---------- Input material

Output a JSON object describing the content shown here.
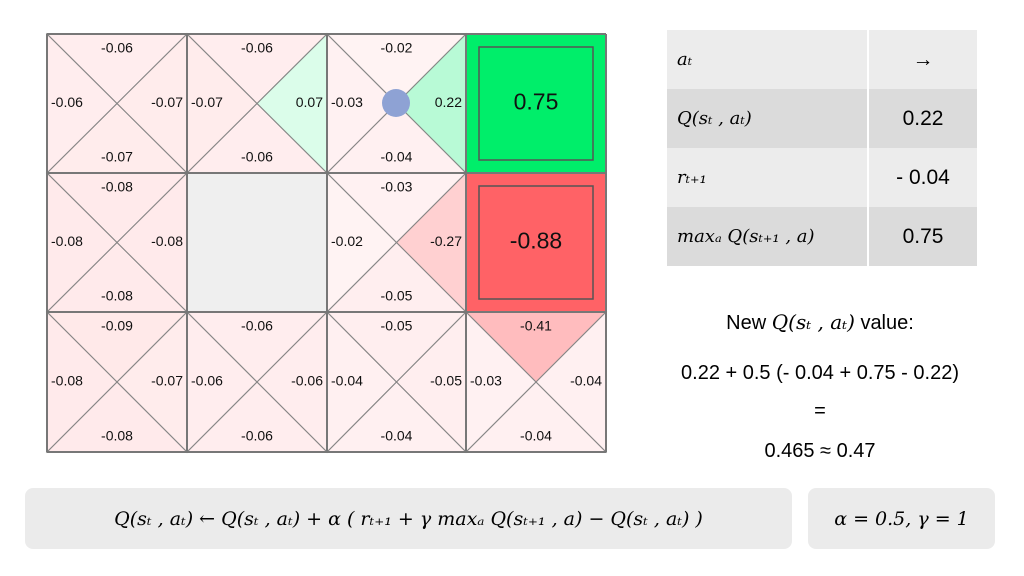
{
  "grid": {
    "rows": [
      [
        {
          "kind": "q",
          "up": -0.06,
          "left": -0.06,
          "right": -0.07,
          "down": -0.07
        },
        {
          "kind": "q",
          "up": -0.06,
          "left": -0.07,
          "right": 0.07,
          "down": -0.06
        },
        {
          "kind": "q",
          "up": -0.02,
          "left": -0.03,
          "right": 0.22,
          "down": -0.04
        },
        {
          "kind": "terminal",
          "value": 0.75,
          "color": "#00ee6a"
        }
      ],
      [
        {
          "kind": "q",
          "up": -0.08,
          "left": -0.08,
          "right": -0.08,
          "down": -0.08
        },
        {
          "kind": "wall",
          "color": "#efefef"
        },
        {
          "kind": "q",
          "up": -0.03,
          "left": -0.02,
          "right": -0.27,
          "down": -0.05
        },
        {
          "kind": "terminal",
          "value": -0.88,
          "color": "#ff6266"
        }
      ],
      [
        {
          "kind": "q",
          "up": -0.09,
          "left": -0.08,
          "right": -0.07,
          "down": -0.08
        },
        {
          "kind": "q",
          "up": -0.06,
          "left": -0.06,
          "right": -0.06,
          "down": -0.06
        },
        {
          "kind": "q",
          "up": -0.05,
          "left": -0.04,
          "right": -0.05,
          "down": -0.04
        },
        {
          "kind": "q",
          "up": -0.41,
          "left": -0.03,
          "right": -0.04,
          "down": -0.04
        }
      ]
    ]
  },
  "table": {
    "rows": [
      [
        "aₜ",
        "→"
      ],
      [
        "Q(sₜ , aₜ)",
        "0.22"
      ],
      [
        "rₜ₊₁",
        "- 0.04"
      ],
      [
        "maxₐ Q(sₜ₊₁ , a)",
        "0.75"
      ]
    ]
  },
  "calculation": {
    "heading_pre": "New",
    "heading_math": "Q(sₜ , aₜ)",
    "heading_post": "value:",
    "expression": "0.22 + 0.5 (- 0.04 + 0.75 - 0.22)",
    "equals": "=",
    "result": "0.465 ≈ 0.47"
  },
  "update_rule": "Q(sₜ , aₜ)  ← Q(sₜ , aₜ) + α ( rₜ₊₁ + γ maxₐ Q(sₜ₊₁ , a) − Q(sₜ , aₜ) )",
  "parameters": "α = 0.5,  γ = 1"
}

--------------------

**Set task**
Restate the whole listing above exactly, please, omitting every image.

**Exercise answer**
Output a JSON object describing the content shown here.
{
  "grid": {
    "rows": [
      [
        {
          "kind": "q",
          "up": -0.06,
          "left": -0.06,
          "right": -0.07,
          "down": -0.07
        },
        {
          "kind": "q",
          "up": -0.06,
          "left": -0.07,
          "right": 0.07,
          "down": -0.06
        },
        {
          "kind": "q",
          "up": -0.02,
          "left": -0.03,
          "right": 0.22,
          "down": -0.04
        },
        {
          "kind": "terminal",
          "value": 0.75,
          "color": "#00ee6a"
        }
      ],
      [
        {
          "kind": "q",
          "up": -0.08,
          "left": -0.08,
          "right": -0.08,
          "down": -0.08
        },
        {
          "kind": "wall",
          "color": "#efefef"
        },
        {
          "kind": "q",
          "up": -0.03,
          "left": -0.02,
          "right": -0.27,
          "down": -0.05
        },
        {
          "kind": "terminal",
          "value": -0.88,
          "color": "#ff6266"
        }
      ],
      [
        {
          "kind": "q",
          "up": -0.09,
          "left": -0.08,
          "right": -0.07,
          "down": -0.08
        },
        {
          "kind": "q",
          "up": -0.06,
          "left": -0.06,
          "right": -0.06,
          "down": -0.06
        },
        {
          "kind": "q",
          "up": -0.05,
          "left": -0.04,
          "right": -0.05,
          "down": -0.04
        },
        {
          "kind": "q",
          "up": -0.41,
          "left": -0.03,
          "right": -0.04,
          "down": -0.04
        }
      ]
    ]
  },
  "table": {
    "rows": [
      [
        "aₜ",
        "→"
      ],
      [
        "Q(sₜ , aₜ)",
        "0.22"
      ],
      [
        "rₜ₊₁",
        "- 0.04"
      ],
      [
        "maxₐ Q(sₜ₊₁ , a)",
        "0.75"
      ]
    ]
  },
  "calculation": {
    "heading_pre": "New",
    "heading_math": "Q(sₜ , aₜ)",
    "heading_post": "value:",
    "expression": "0.22 + 0.5 (- 0.04 + 0.75 - 0.22)",
    "equals": "=",
    "result": "0.465 ≈ 0.47"
  },
  "update_rule": "Q(sₜ , aₜ)  ← Q(sₜ , aₜ) + α ( rₜ₊₁ + γ maxₐ Q(sₜ₊₁ , a) − Q(sₜ , aₜ) )",
  "parameters": "α = 0.5,  γ = 1"
}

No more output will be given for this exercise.